INSTRUCTIONS TO FOLLOW:
All lines below must be repeated exactly, with the pictures omitted.

Chart and figure data:
—————

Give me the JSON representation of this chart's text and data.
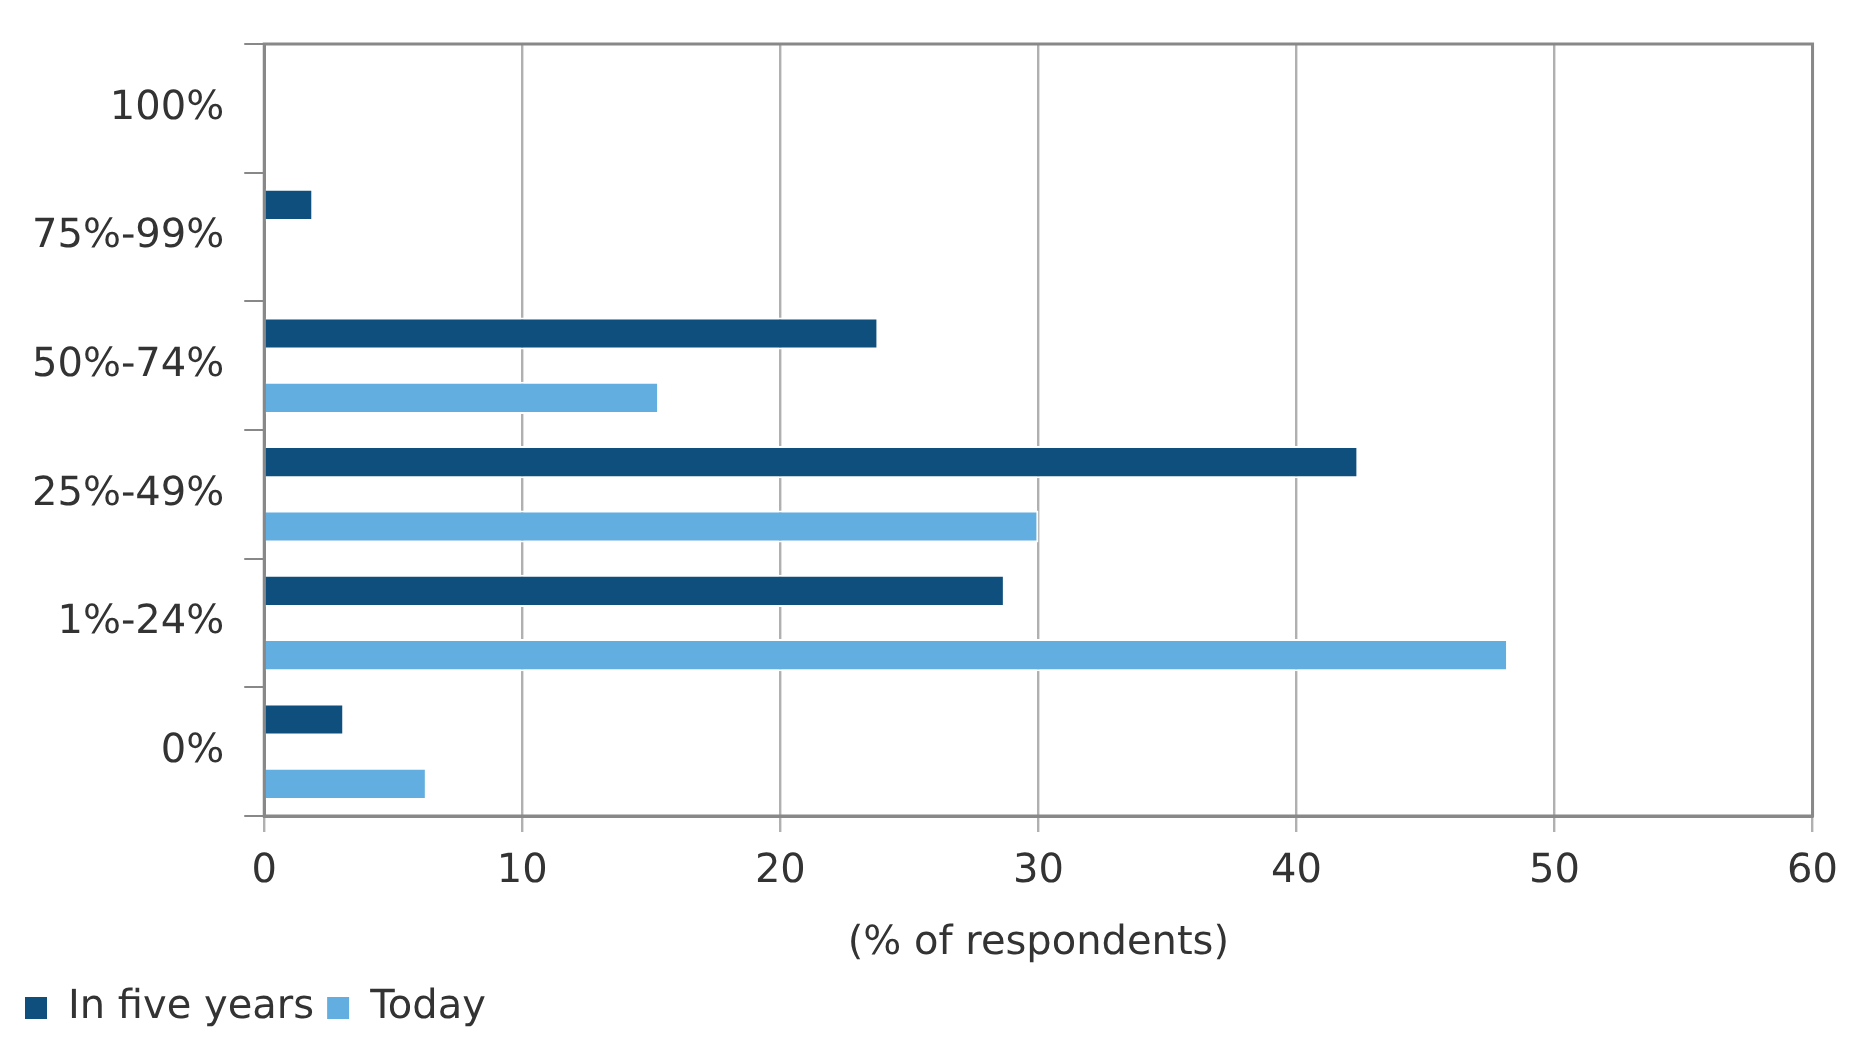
{
  "chart_data": {
    "type": "bar",
    "orientation": "horizontal",
    "xlabel": "(% of respondents)",
    "categories": [
      "100%",
      "75%-99%",
      "50%-74%",
      "25%-49%",
      "1%-24%",
      "0%"
    ],
    "series": [
      {
        "name": "In five years",
        "color": "#0e4f7e",
        "values": [
          0,
          1.9,
          23.8,
          42.4,
          28.7,
          3.1
        ]
      },
      {
        "name": "Today",
        "color": "#62aee0",
        "values": [
          0,
          0,
          15.3,
          30.0,
          48.2,
          6.3
        ]
      }
    ],
    "xlim": [
      0,
      60
    ],
    "xticks": [
      0,
      10,
      20,
      30,
      40,
      50,
      60
    ],
    "grid": "x",
    "legend": "bottom left"
  }
}
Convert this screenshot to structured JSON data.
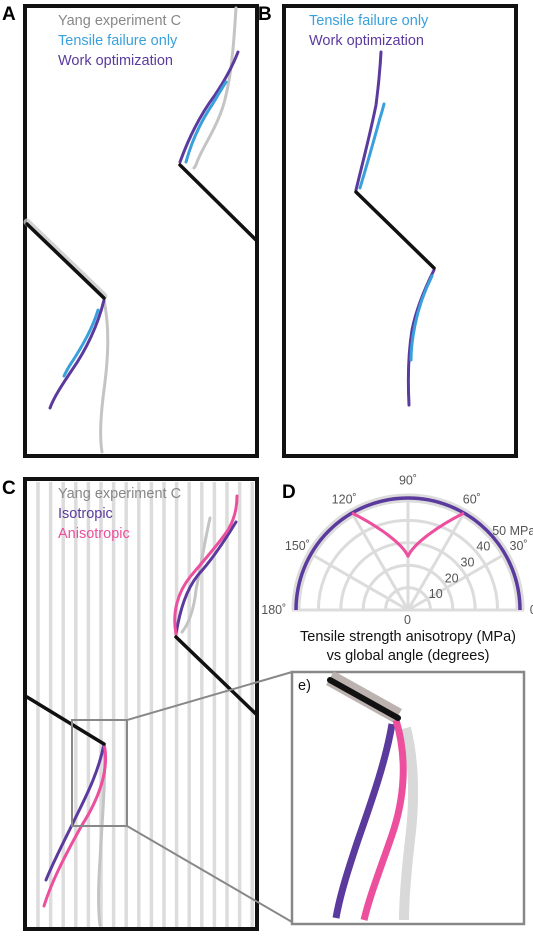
{
  "colors": {
    "yang": "#bdbdbd",
    "tensile": "#3aa0dc",
    "work": "#5b3a9e",
    "isotropic": "#5b3a9e",
    "anisotropic": "#ec4f9e",
    "crack": "#111111",
    "frame": "#111111",
    "grid": "#dcdcdc"
  },
  "panel_a": {
    "label": "A",
    "legend": [
      "Yang experiment C",
      "Tensile failure only",
      "Work optimization"
    ]
  },
  "panel_b": {
    "label": "B",
    "legend": [
      "Tensile failure only",
      "Work optimization"
    ]
  },
  "panel_c": {
    "label": "C",
    "legend": [
      "Yang experiment C",
      "Isotropic",
      "Anisotropic"
    ]
  },
  "panel_d": {
    "label": "D",
    "angle_labels": [
      "0˚",
      "30˚",
      "60˚",
      "90˚",
      "120˚",
      "150˚",
      "180˚"
    ],
    "radial_labels": [
      "0",
      "10",
      "20",
      "30",
      "40",
      "50 MPa"
    ],
    "caption_line1": "Tensile strength anisotropy (MPa)",
    "caption_line2": "vs global angle (degrees)"
  },
  "panel_e": {
    "label": "e)"
  },
  "chart_data": {
    "type": "polar",
    "radial_axis": {
      "range": [
        0,
        50
      ],
      "ticks": [
        0,
        10,
        20,
        30,
        40,
        50
      ],
      "unit": "MPa"
    },
    "angular_axis": {
      "range": [
        0,
        180
      ],
      "ticks": [
        0,
        30,
        60,
        90,
        120,
        150,
        180
      ],
      "unit": "degrees"
    },
    "caption": "Tensile strength anisotropy (MPa) vs global angle (degrees)",
    "series": [
      {
        "name": "Isotropic",
        "angle": [
          0,
          30,
          60,
          90,
          120,
          150,
          180
        ],
        "r": [
          50,
          50,
          50,
          50,
          50,
          50,
          50
        ]
      },
      {
        "name": "Anisotropic",
        "angle": [
          60,
          70,
          80,
          90,
          100,
          110,
          120
        ],
        "r": [
          44,
          36,
          26,
          24,
          26,
          36,
          44
        ]
      }
    ]
  }
}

—————

SOLVED PROBLEM:
Give me the JSON representation of this chart's text and data.
{
  "chart_data": {
    "type": "bar",
    "orientation": "horizontal",
    "xlabel": "(% of respondents)",
    "categories": [
      "100%",
      "75%-99%",
      "50%-74%",
      "25%-49%",
      "1%-24%",
      "0%"
    ],
    "series": [
      {
        "name": "In five years",
        "color": "#0e4f7e",
        "values": [
          0,
          1.9,
          23.8,
          42.4,
          28.7,
          3.1
        ]
      },
      {
        "name": "Today",
        "color": "#62aee0",
        "values": [
          0,
          0,
          15.3,
          30.0,
          48.2,
          6.3
        ]
      }
    ],
    "xlim": [
      0,
      60
    ],
    "xticks": [
      0,
      10,
      20,
      30,
      40,
      50,
      60
    ],
    "grid": "x",
    "legend": "bottom left"
  }
}
Convert this screenshot to structured JSON data.
{
  "colors": {
    "yang": "#bdbdbd",
    "tensile": "#3aa0dc",
    "work": "#5b3a9e",
    "isotropic": "#5b3a9e",
    "anisotropic": "#ec4f9e",
    "crack": "#111111",
    "frame": "#111111",
    "grid": "#dcdcdc"
  },
  "panel_a": {
    "label": "A",
    "legend": [
      "Yang experiment C",
      "Tensile failure only",
      "Work optimization"
    ]
  },
  "panel_b": {
    "label": "B",
    "legend": [
      "Tensile failure only",
      "Work optimization"
    ]
  },
  "panel_c": {
    "label": "C",
    "legend": [
      "Yang experiment C",
      "Isotropic",
      "Anisotropic"
    ]
  },
  "panel_d": {
    "label": "D",
    "angle_labels": [
      "0˚",
      "30˚",
      "60˚",
      "90˚",
      "120˚",
      "150˚",
      "180˚"
    ],
    "radial_labels": [
      "0",
      "10",
      "20",
      "30",
      "40",
      "50 MPa"
    ],
    "caption_line1": "Tensile strength anisotropy (MPa)",
    "caption_line2": "vs global angle (degrees)"
  },
  "panel_e": {
    "label": "e)"
  },
  "chart_data": {
    "type": "polar",
    "radial_axis": {
      "range": [
        0,
        50
      ],
      "ticks": [
        0,
        10,
        20,
        30,
        40,
        50
      ],
      "unit": "MPa"
    },
    "angular_axis": {
      "range": [
        0,
        180
      ],
      "ticks": [
        0,
        30,
        60,
        90,
        120,
        150,
        180
      ],
      "unit": "degrees"
    },
    "caption": "Tensile strength anisotropy (MPa) vs global angle (degrees)",
    "series": [
      {
        "name": "Isotropic",
        "angle": [
          0,
          30,
          60,
          90,
          120,
          150,
          180
        ],
        "r": [
          50,
          50,
          50,
          50,
          50,
          50,
          50
        ]
      },
      {
        "name": "Anisotropic",
        "angle": [
          60,
          70,
          80,
          90,
          100,
          110,
          120
        ],
        "r": [
          44,
          36,
          26,
          24,
          26,
          36,
          44
        ]
      }
    ]
  }
}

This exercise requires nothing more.